▶ TASK DIRECTIONS: Transcribe everything in the data word for word. Pictures are left out.

◆ ◆ ◆ ◆ ◆

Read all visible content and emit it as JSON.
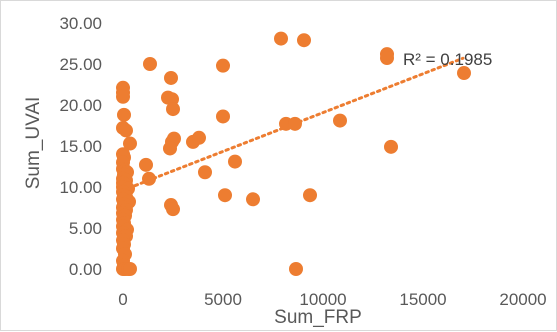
{
  "chart_data": {
    "type": "scatter",
    "title": "",
    "xlabel": "Sum_FRP",
    "ylabel": "Sum_UVAI",
    "xlim": [
      0,
      20000
    ],
    "ylim": [
      0,
      30
    ],
    "x_ticks": [
      "0",
      "5000",
      "10000",
      "15000",
      "20000"
    ],
    "y_ticks": [
      "0.00",
      "5.00",
      "10.00",
      "15.00",
      "20.00",
      "25.00",
      "30.00"
    ],
    "grid": false,
    "legend": "none",
    "trendline": {
      "type": "linear",
      "style": "dotted",
      "label": "R² = 0.1985",
      "x_range": [
        0,
        17000
      ],
      "y_start": 9.6,
      "y_end": 25.7
    },
    "marker_color": "#ed7d31",
    "series": [
      {
        "points": [
          [
            0,
            22.1
          ],
          [
            0,
            21.5
          ],
          [
            0,
            21.0
          ],
          [
            50,
            18.8
          ],
          [
            0,
            17.2
          ],
          [
            150,
            16.9
          ],
          [
            350,
            15.3
          ],
          [
            0,
            14.0
          ],
          [
            50,
            13.6
          ],
          [
            0,
            13.0
          ],
          [
            0,
            12.2
          ],
          [
            100,
            12.0
          ],
          [
            200,
            11.8
          ],
          [
            50,
            11.5
          ],
          [
            0,
            11.0
          ],
          [
            150,
            10.8
          ],
          [
            0,
            10.5
          ],
          [
            100,
            10.3
          ],
          [
            0,
            10.0
          ],
          [
            250,
            9.8
          ],
          [
            0,
            9.4
          ],
          [
            50,
            9.0
          ],
          [
            150,
            8.8
          ],
          [
            0,
            8.5
          ],
          [
            300,
            8.2
          ],
          [
            50,
            7.9
          ],
          [
            0,
            7.5
          ],
          [
            150,
            7.2
          ],
          [
            0,
            6.8
          ],
          [
            100,
            6.5
          ],
          [
            0,
            6.0
          ],
          [
            50,
            5.6
          ],
          [
            0,
            5.2
          ],
          [
            200,
            4.8
          ],
          [
            0,
            4.4
          ],
          [
            150,
            4.0
          ],
          [
            0,
            3.5
          ],
          [
            50,
            3.0
          ],
          [
            0,
            2.5
          ],
          [
            100,
            1.8
          ],
          [
            0,
            1.0
          ],
          [
            50,
            0.4
          ],
          [
            0,
            0.0
          ],
          [
            100,
            0.0
          ],
          [
            250,
            0.0
          ],
          [
            350,
            0.0
          ],
          [
            1350,
            25.0
          ],
          [
            1150,
            12.7
          ],
          [
            1300,
            11.0
          ],
          [
            2250,
            20.9
          ],
          [
            2450,
            20.7
          ],
          [
            2500,
            19.5
          ],
          [
            2400,
            23.3
          ],
          [
            2550,
            15.9
          ],
          [
            2450,
            15.5
          ],
          [
            2350,
            14.7
          ],
          [
            2400,
            7.8
          ],
          [
            2500,
            7.3
          ],
          [
            3500,
            15.5
          ],
          [
            3800,
            16.0
          ],
          [
            4100,
            11.8
          ],
          [
            5000,
            24.8
          ],
          [
            5000,
            18.6
          ],
          [
            5100,
            9.0
          ],
          [
            5600,
            13.1
          ],
          [
            6500,
            8.5
          ],
          [
            7900,
            28.1
          ],
          [
            9050,
            27.9
          ],
          [
            8150,
            17.7
          ],
          [
            8600,
            17.7
          ],
          [
            8650,
            0.0
          ],
          [
            9350,
            9.0
          ],
          [
            10850,
            18.1
          ],
          [
            13200,
            26.2
          ],
          [
            13400,
            14.9
          ],
          [
            17050,
            23.9
          ]
        ]
      }
    ]
  }
}
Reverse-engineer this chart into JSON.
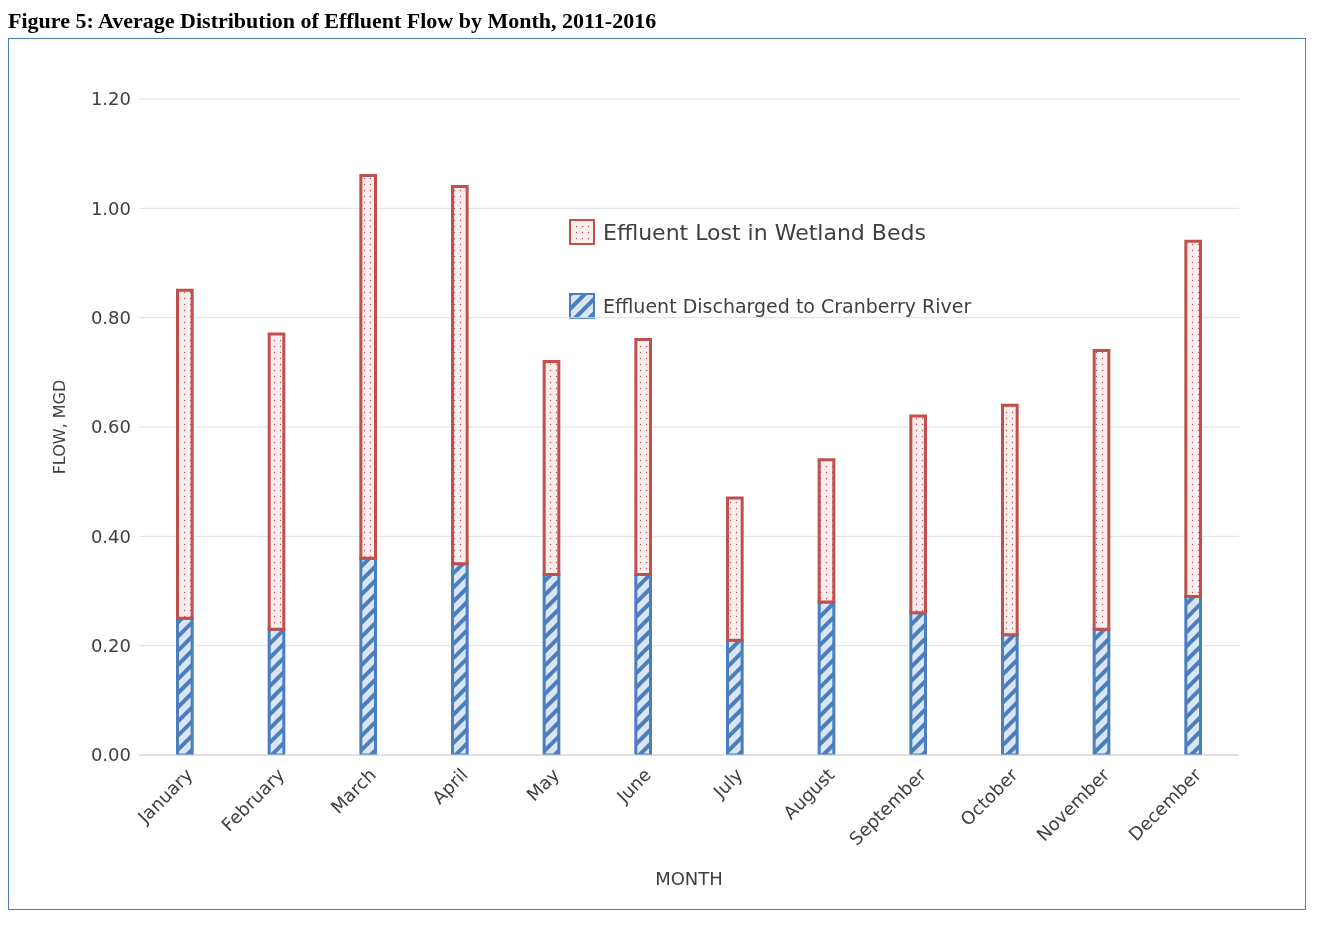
{
  "chart_data": {
    "type": "bar",
    "title": "Figure 5: Average Distribution of Effluent Flow by Month, 2011-2016",
    "xlabel": "MONTH",
    "ylabel": "FLOW, MGD",
    "categories": [
      "January",
      "February",
      "March",
      "April",
      "May",
      "June",
      "July",
      "August",
      "September",
      "October",
      "November",
      "December"
    ],
    "stacked": true,
    "series": [
      {
        "name": "Effluent Discharged to Cranberry River",
        "color": "#4a7ebf",
        "values": [
          0.25,
          0.23,
          0.36,
          0.35,
          0.33,
          0.33,
          0.21,
          0.28,
          0.26,
          0.22,
          0.23,
          0.29
        ]
      },
      {
        "name": "Effluent Lost in Wetland Beds",
        "color": "#c0504d",
        "values": [
          0.6,
          0.54,
          0.7,
          0.69,
          0.39,
          0.43,
          0.26,
          0.26,
          0.36,
          0.42,
          0.51,
          0.65
        ]
      }
    ],
    "ylim": [
      0,
      1.2
    ],
    "yticks": [
      {
        "value": 0,
        "label": "0.00"
      },
      {
        "value": 0.2,
        "label": "0.20"
      },
      {
        "value": 0.4,
        "label": "0.40"
      },
      {
        "value": 0.6,
        "label": "0.60"
      },
      {
        "value": 0.8,
        "label": "0.80"
      },
      {
        "value": 1.0,
        "label": "1.00"
      },
      {
        "value": 1.2,
        "label": "1.20"
      }
    ],
    "grid": "y",
    "legend": "top"
  }
}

◆ ◆ ◆ ◆ ◆

▶ FINISHED ANSWER:
Read all visible content and emit it as JSON.
{
  "chart_data": {
    "type": "scatter",
    "title": "",
    "xlabel": "Sum_FRP",
    "ylabel": "Sum_UVAI",
    "xlim": [
      0,
      20000
    ],
    "ylim": [
      0,
      30
    ],
    "x_ticks": [
      "0",
      "5000",
      "10000",
      "15000",
      "20000"
    ],
    "y_ticks": [
      "0.00",
      "5.00",
      "10.00",
      "15.00",
      "20.00",
      "25.00",
      "30.00"
    ],
    "grid": false,
    "legend": "none",
    "trendline": {
      "type": "linear",
      "style": "dotted",
      "label": "R² = 0.1985",
      "x_range": [
        0,
        17000
      ],
      "y_start": 9.6,
      "y_end": 25.7
    },
    "marker_color": "#ed7d31",
    "series": [
      {
        "points": [
          [
            0,
            22.1
          ],
          [
            0,
            21.5
          ],
          [
            0,
            21.0
          ],
          [
            50,
            18.8
          ],
          [
            0,
            17.2
          ],
          [
            150,
            16.9
          ],
          [
            350,
            15.3
          ],
          [
            0,
            14.0
          ],
          [
            50,
            13.6
          ],
          [
            0,
            13.0
          ],
          [
            0,
            12.2
          ],
          [
            100,
            12.0
          ],
          [
            200,
            11.8
          ],
          [
            50,
            11.5
          ],
          [
            0,
            11.0
          ],
          [
            150,
            10.8
          ],
          [
            0,
            10.5
          ],
          [
            100,
            10.3
          ],
          [
            0,
            10.0
          ],
          [
            250,
            9.8
          ],
          [
            0,
            9.4
          ],
          [
            50,
            9.0
          ],
          [
            150,
            8.8
          ],
          [
            0,
            8.5
          ],
          [
            300,
            8.2
          ],
          [
            50,
            7.9
          ],
          [
            0,
            7.5
          ],
          [
            150,
            7.2
          ],
          [
            0,
            6.8
          ],
          [
            100,
            6.5
          ],
          [
            0,
            6.0
          ],
          [
            50,
            5.6
          ],
          [
            0,
            5.2
          ],
          [
            200,
            4.8
          ],
          [
            0,
            4.4
          ],
          [
            150,
            4.0
          ],
          [
            0,
            3.5
          ],
          [
            50,
            3.0
          ],
          [
            0,
            2.5
          ],
          [
            100,
            1.8
          ],
          [
            0,
            1.0
          ],
          [
            50,
            0.4
          ],
          [
            0,
            0.0
          ],
          [
            100,
            0.0
          ],
          [
            250,
            0.0
          ],
          [
            350,
            0.0
          ],
          [
            1350,
            25.0
          ],
          [
            1150,
            12.7
          ],
          [
            1300,
            11.0
          ],
          [
            2250,
            20.9
          ],
          [
            2450,
            20.7
          ],
          [
            2500,
            19.5
          ],
          [
            2400,
            23.3
          ],
          [
            2550,
            15.9
          ],
          [
            2450,
            15.5
          ],
          [
            2350,
            14.7
          ],
          [
            2400,
            7.8
          ],
          [
            2500,
            7.3
          ],
          [
            3500,
            15.5
          ],
          [
            3800,
            16.0
          ],
          [
            4100,
            11.8
          ],
          [
            5000,
            24.8
          ],
          [
            5000,
            18.6
          ],
          [
            5100,
            9.0
          ],
          [
            5600,
            13.1
          ],
          [
            6500,
            8.5
          ],
          [
            7900,
            28.1
          ],
          [
            9050,
            27.9
          ],
          [
            8150,
            17.7
          ],
          [
            8600,
            17.7
          ],
          [
            8650,
            0.0
          ],
          [
            9350,
            9.0
          ],
          [
            10850,
            18.1
          ],
          [
            13200,
            26.2
          ],
          [
            13400,
            14.9
          ],
          [
            17050,
            23.9
          ]
        ]
      }
    ]
  }
}
Reverse-engineer this chart into JSON.
{
  "chart_data": {
    "type": "bar",
    "title": "Figure 5: Average Distribution of Effluent Flow by Month, 2011-2016",
    "xlabel": "MONTH",
    "ylabel": "FLOW, MGD",
    "categories": [
      "January",
      "February",
      "March",
      "April",
      "May",
      "June",
      "July",
      "August",
      "September",
      "October",
      "November",
      "December"
    ],
    "stacked": true,
    "series": [
      {
        "name": "Effluent Discharged to Cranberry River",
        "color": "#4a7ebf",
        "values": [
          0.25,
          0.23,
          0.36,
          0.35,
          0.33,
          0.33,
          0.21,
          0.28,
          0.26,
          0.22,
          0.23,
          0.29
        ]
      },
      {
        "name": "Effluent Lost in Wetland Beds",
        "color": "#c0504d",
        "values": [
          0.6,
          0.54,
          0.7,
          0.69,
          0.39,
          0.43,
          0.26,
          0.26,
          0.36,
          0.42,
          0.51,
          0.65
        ]
      }
    ],
    "ylim": [
      0,
      1.2
    ],
    "yticks": [
      {
        "value": 0,
        "label": "0.00"
      },
      {
        "value": 0.2,
        "label": "0.20"
      },
      {
        "value": 0.4,
        "label": "0.40"
      },
      {
        "value": 0.6,
        "label": "0.60"
      },
      {
        "value": 0.8,
        "label": "0.80"
      },
      {
        "value": 1.0,
        "label": "1.00"
      },
      {
        "value": 1.2,
        "label": "1.20"
      }
    ],
    "grid": "y",
    "legend": "top"
  }
}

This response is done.